** start of Source data **

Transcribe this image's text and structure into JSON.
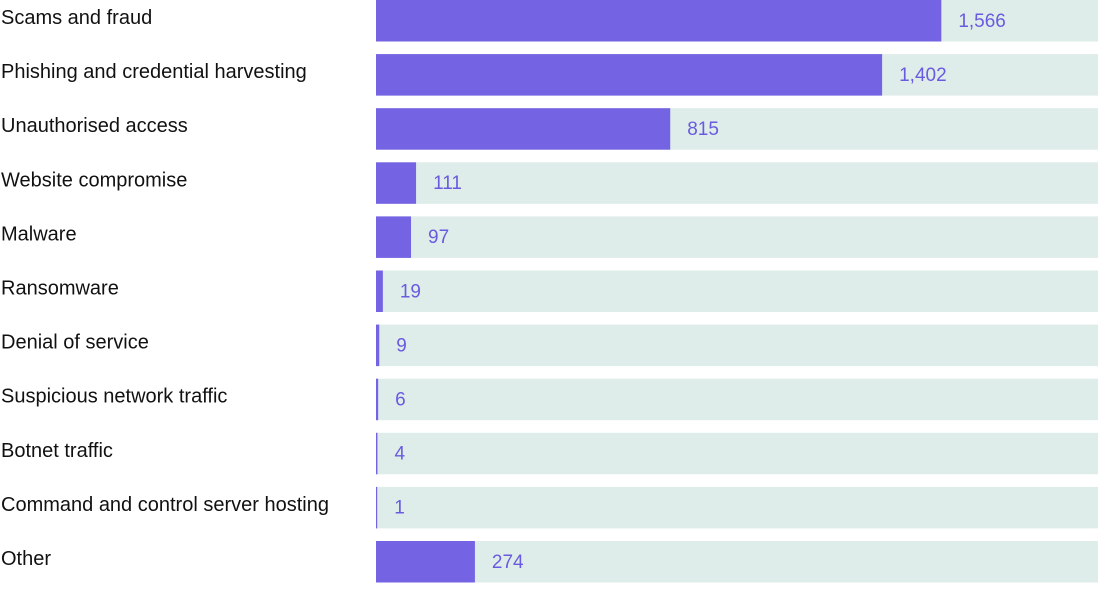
{
  "chart_data": {
    "type": "bar",
    "orientation": "horizontal",
    "title": "",
    "xlabel": "",
    "ylabel": "",
    "categories": [
      "Scams and fraud",
      "Phishing and credential harvesting",
      "Unauthorised access",
      "Website compromise",
      "Malware",
      "Ransomware",
      "Denial of service",
      "Suspicious network traffic",
      "Botnet traffic",
      "Command and control server hosting",
      "Other"
    ],
    "values": [
      1566,
      1402,
      815,
      111,
      97,
      19,
      9,
      6,
      4,
      1,
      274
    ],
    "value_labels": [
      "1,566",
      "1,402",
      "815",
      "111",
      "97",
      "19",
      "9",
      "6",
      "4",
      "1",
      "274"
    ],
    "xlim": [
      0,
      2000
    ],
    "grid": false,
    "legend": "none"
  },
  "colors": {
    "bar": "#7463e3",
    "track": "#deede9",
    "value_text": "#6a5ae0",
    "label_text": "#111111"
  }
}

** end of Source data **

**Task to carry out:**
Extract each line holding the string "traffic".

**Result below:**
      "Suspicious network traffic",
      "Botnet traffic",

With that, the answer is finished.